Request
Write the records out again exactly, leaving no images in.
*** Recorded information ***
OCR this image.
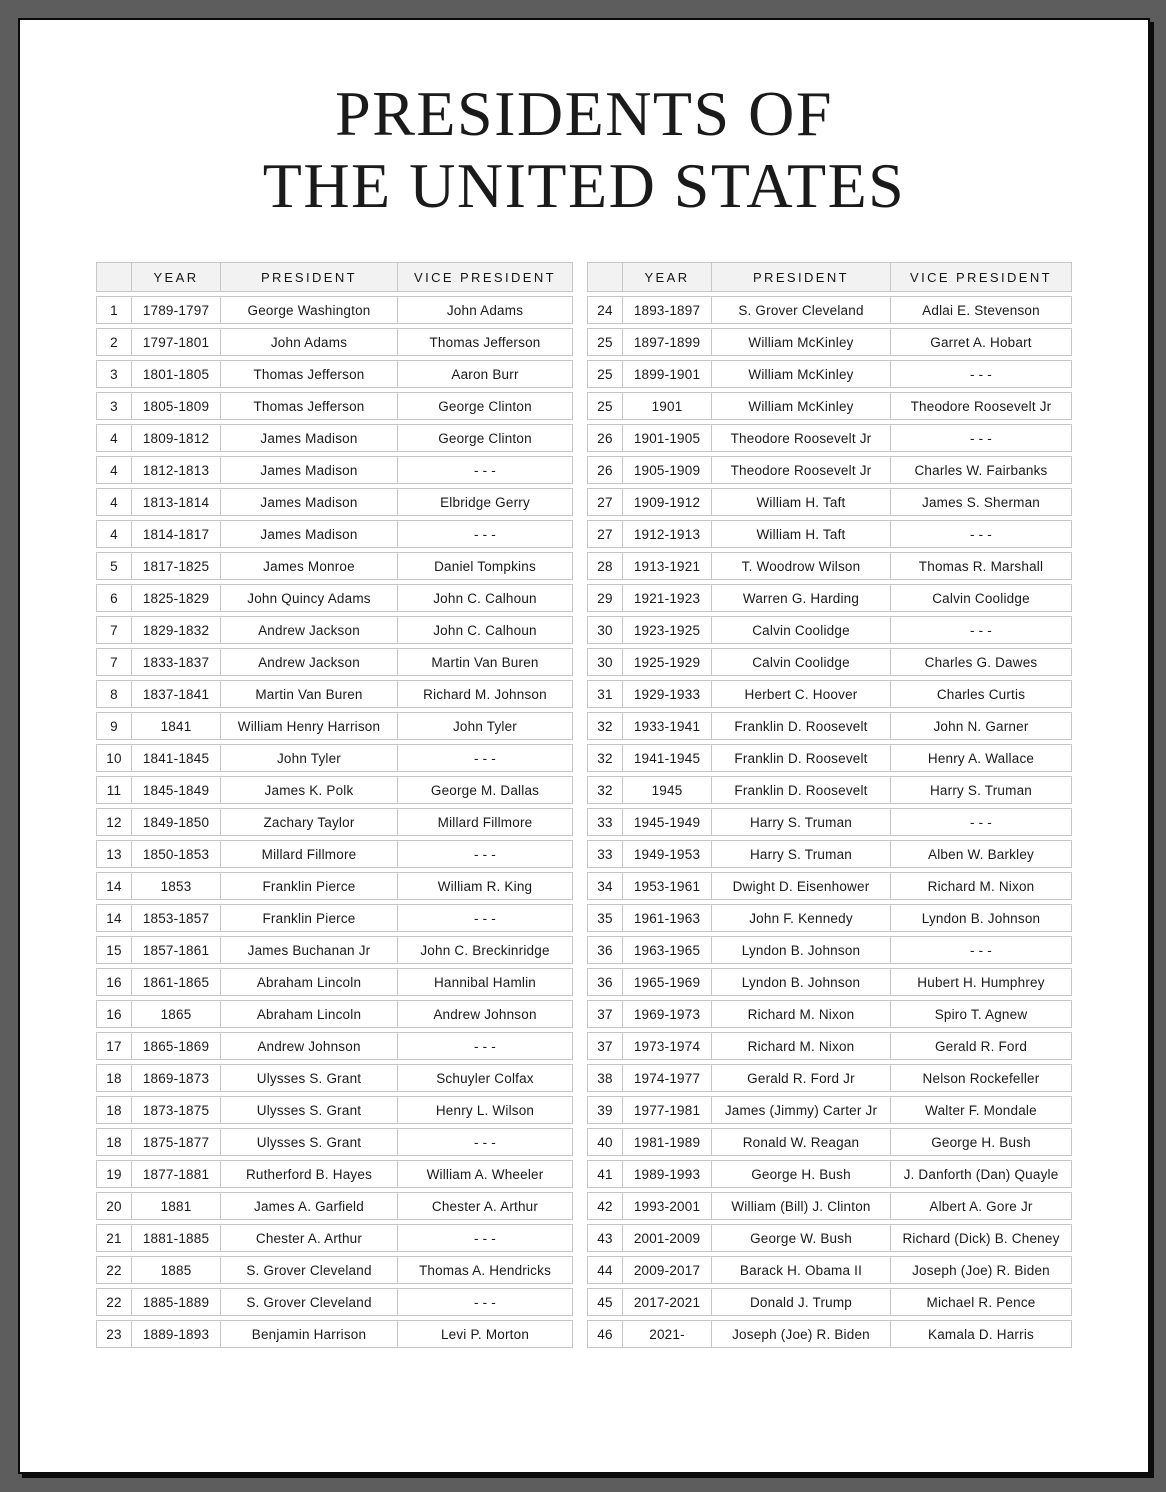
PRESIDENTS OF
THE UNITED STATES
	YEAR	PRESIDENT	VICE PRESIDENT
1	1789-1797	George Washington	John Adams
2	1797-1801	John Adams	Thomas Jefferson
3	1801-1805	Thomas Jefferson	Aaron Burr
3	1805-1809	Thomas Jefferson	George Clinton
4	1809-1812	James Madison	George Clinton
4	1812-1813	James Madison	- - -
4	1813-1814	James Madison	Elbridge Gerry
4	1814-1817	James Madison	- - -
5	1817-1825	James Monroe	Daniel Tompkins
6	1825-1829	John Quincy Adams	John C. Calhoun
7	1829-1832	Andrew Jackson	John C. Calhoun
7	1833-1837	Andrew Jackson	Martin Van Buren
8	1837-1841	Martin Van Buren	Richard M. Johnson
9	1841	William Henry Harrison	John Tyler
10	1841-1845	John Tyler	- - -
11	1845-1849	James K. Polk	George M. Dallas
12	1849-1850	Zachary Taylor	Millard Fillmore
13	1850-1853	Millard Fillmore	- - -
14	1853	Franklin Pierce	William R. King
14	1853-1857	Franklin Pierce	- - -
15	1857-1861	James Buchanan Jr	John C. Breckinridge
16	1861-1865	Abraham Lincoln	Hannibal Hamlin
16	1865	Abraham Lincoln	Andrew Johnson
17	1865-1869	Andrew Johnson	- - -
18	1869-1873	Ulysses S. Grant	Schuyler Colfax
18	1873-1875	Ulysses S. Grant	Henry L. Wilson
18	1875-1877	Ulysses S. Grant	- - -
19	1877-1881	Rutherford B. Hayes	William A. Wheeler
20	1881	James A. Garfield	Chester A. Arthur
21	1881-1885	Chester A. Arthur	- - -
22	1885	S. Grover Cleveland	Thomas A. Hendricks
22	1885-1889	S. Grover Cleveland	- - -
23	1889-1893	Benjamin Harrison	Levi P. Morton
	YEAR	PRESIDENT	VICE PRESIDENT
24	1893-1897	S. Grover Cleveland	Adlai E. Stevenson
25	1897-1899	William McKinley	Garret A. Hobart
25	1899-1901	William McKinley	- - -
25	1901	William McKinley	Theodore Roosevelt Jr
26	1901-1905	Theodore Roosevelt Jr	- - -
26	1905-1909	Theodore Roosevelt Jr	Charles W. Fairbanks
27	1909-1912	William H. Taft	James S. Sherman
27	1912-1913	William H. Taft	- - -
28	1913-1921	T. Woodrow Wilson	Thomas R. Marshall
29	1921-1923	Warren G. Harding	Calvin Coolidge
30	1923-1925	Calvin Coolidge	- - -
30	1925-1929	Calvin Coolidge	Charles G. Dawes
31	1929-1933	Herbert C. Hoover	Charles Curtis
32	1933-1941	Franklin D. Roosevelt	John N. Garner
32	1941-1945	Franklin D. Roosevelt	Henry A. Wallace
32	1945	Franklin D. Roosevelt	Harry S. Truman
33	1945-1949	Harry S. Truman	- - -
33	1949-1953	Harry S. Truman	Alben W. Barkley
34	1953-1961	Dwight D. Eisenhower	Richard M. Nixon
35	1961-1963	John F. Kennedy	Lyndon B. Johnson
36	1963-1965	Lyndon B. Johnson	- - -
36	1965-1969	Lyndon B. Johnson	Hubert H. Humphrey
37	1969-1973	Richard M. Nixon	Spiro T. Agnew
37	1973-1974	Richard M. Nixon	Gerald R. Ford
38	1974-1977	Gerald R. Ford Jr	Nelson Rockefeller
39	1977-1981	James (Jimmy) Carter Jr	Walter F. Mondale
40	1981-1989	Ronald W. Reagan	George H. Bush
41	1989-1993	George H. Bush	J. Danforth (Dan) Quayle
42	1993-2001	William (Bill) J. Clinton	Albert A. Gore Jr
43	2001-2009	George W. Bush	Richard (Dick) B. Cheney
44	2009-2017	Barack H. Obama II	Joseph (Joe) R. Biden
45	2017-2021	Donald J. Trump	Michael R. Pence
46	2021-	Joseph (Joe) R. Biden	Kamala D. Harris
***
Solution to this exercise
OCR this image.
PRESIDENTS OF
THE UNITED STATES
	YEAR	PRESIDENT	VICE PRESIDENT
1	1789-1797	George Washington	John Adams
2	1797-1801	John Adams	Thomas Jefferson
3	1801-1805	Thomas Jefferson	Aaron Burr
3	1805-1809	Thomas Jefferson	George Clinton
4	1809-1812	James Madison	George Clinton
4	1812-1813	James Madison	- - -
4	1813-1814	James Madison	Elbridge Gerry
4	1814-1817	James Madison	- - -
5	1817-1825	James Monroe	Daniel Tompkins
6	1825-1829	John Quincy Adams	John C. Calhoun
7	1829-1832	Andrew Jackson	John C. Calhoun
7	1833-1837	Andrew Jackson	Martin Van Buren
8	1837-1841	Martin Van Buren	Richard M. Johnson
9	1841	William Henry Harrison	John Tyler
10	1841-1845	John Tyler	- - -
11	1845-1849	James K. Polk	George M. Dallas
12	1849-1850	Zachary Taylor	Millard Fillmore
13	1850-1853	Millard Fillmore	- - -
14	1853	Franklin Pierce	William R. King
14	1853-1857	Franklin Pierce	- - -
15	1857-1861	James Buchanan Jr	John C. Breckinridge
16	1861-1865	Abraham Lincoln	Hannibal Hamlin
16	1865	Abraham Lincoln	Andrew Johnson
17	1865-1869	Andrew Johnson	- - -
18	1869-1873	Ulysses S. Grant	Schuyler Colfax
18	1873-1875	Ulysses S. Grant	Henry L. Wilson
18	1875-1877	Ulysses S. Grant	- - -
19	1877-1881	Rutherford B. Hayes	William A. Wheeler
20	1881	James A. Garfield	Chester A. Arthur
21	1881-1885	Chester A. Arthur	- - -
22	1885	S. Grover Cleveland	Thomas A. Hendricks
22	1885-1889	S. Grover Cleveland	- - -
23	1889-1893	Benjamin Harrison	Levi P. Morton
	YEAR	PRESIDENT	VICE PRESIDENT
24	1893-1897	S. Grover Cleveland	Adlai E. Stevenson
25	1897-1899	William McKinley	Garret A. Hobart
25	1899-1901	William McKinley	- - -
25	1901	William McKinley	Theodore Roosevelt Jr
26	1901-1905	Theodore Roosevelt Jr	- - -
26	1905-1909	Theodore Roosevelt Jr	Charles W. Fairbanks
27	1909-1912	William H. Taft	James S. Sherman
27	1912-1913	William H. Taft	- - -
28	1913-1921	T. Woodrow Wilson	Thomas R. Marshall
29	1921-1923	Warren G. Harding	Calvin Coolidge
30	1923-1925	Calvin Coolidge	- - -
30	1925-1929	Calvin Coolidge	Charles G. Dawes
31	1929-1933	Herbert C. Hoover	Charles Curtis
32	1933-1941	Franklin D. Roosevelt	John N. Garner
32	1941-1945	Franklin D. Roosevelt	Henry A. Wallace
32	1945	Franklin D. Roosevelt	Harry S. Truman
33	1945-1949	Harry S. Truman	- - -
33	1949-1953	Harry S. Truman	Alben W. Barkley
34	1953-1961	Dwight D. Eisenhower	Richard M. Nixon
35	1961-1963	John F. Kennedy	Lyndon B. Johnson
36	1963-1965	Lyndon B. Johnson	- - -
36	1965-1969	Lyndon B. Johnson	Hubert H. Humphrey
37	1969-1973	Richard M. Nixon	Spiro T. Agnew
37	1973-1974	Richard M. Nixon	Gerald R. Ford
38	1974-1977	Gerald R. Ford Jr	Nelson Rockefeller
39	1977-1981	James (Jimmy) Carter Jr	Walter F. Mondale
40	1981-1989	Ronald W. Reagan	George H. Bush
41	1989-1993	George H. Bush	J. Danforth (Dan) Quayle
42	1993-2001	William (Bill) J. Clinton	Albert A. Gore Jr
43	2001-2009	George W. Bush	Richard (Dick) B. Cheney
44	2009-2017	Barack H. Obama II	Joseph (Joe) R. Biden
45	2017-2021	Donald J. Trump	Michael R. Pence
46	2021-	Joseph (Joe) R. Biden	Kamala D. Harris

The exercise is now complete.